Each record below should be repeated precisely as written.

— begin Given data —

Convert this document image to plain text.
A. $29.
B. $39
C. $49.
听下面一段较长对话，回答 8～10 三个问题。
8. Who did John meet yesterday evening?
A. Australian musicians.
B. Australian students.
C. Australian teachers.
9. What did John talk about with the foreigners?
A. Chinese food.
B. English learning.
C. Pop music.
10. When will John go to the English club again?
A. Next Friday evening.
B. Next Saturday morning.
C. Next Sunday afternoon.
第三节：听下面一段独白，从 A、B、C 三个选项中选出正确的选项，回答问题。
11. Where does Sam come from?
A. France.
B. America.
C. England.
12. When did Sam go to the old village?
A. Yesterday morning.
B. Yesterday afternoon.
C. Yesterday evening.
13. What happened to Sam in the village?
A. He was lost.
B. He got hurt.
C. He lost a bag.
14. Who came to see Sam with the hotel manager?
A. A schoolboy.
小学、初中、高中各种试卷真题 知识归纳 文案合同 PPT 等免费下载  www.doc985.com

— end Given data —

### Solution to the problem
Convert this document image to plain text.
A. $29.
B. $39
C. $49.
听下面一段较长对话，回答 8～10 三个问题。
8. Who did John meet yesterday evening?
A. Australian musicians.
B. Australian students.
C. Australian teachers.
9. What did John talk about with the foreigners?
A. Chinese food.
B. English learning.
C. Pop music.
10. When will John go to the English club again?
A. Next Friday evening.
B. Next Saturday morning.
C. Next Sunday afternoon.
第三节：听下面一段独白，从 A、B、C 三个选项中选出正确的选项，回答问题。
11. Where does Sam come from?
A. France.
B. America.
C. England.
12. When did Sam go to the old village?
A. Yesterday morning.
B. Yesterday afternoon.
C. Yesterday evening.
13. What happened to Sam in the village?
A. He was lost.
B. He got hurt.
C. He lost a bag.
14. Who came to see Sam with the hotel manager?
A. A schoolboy.
小学、初中、高中各种试卷真题 知识归纳 文案合同 PPT 等免费下载  www.doc985.com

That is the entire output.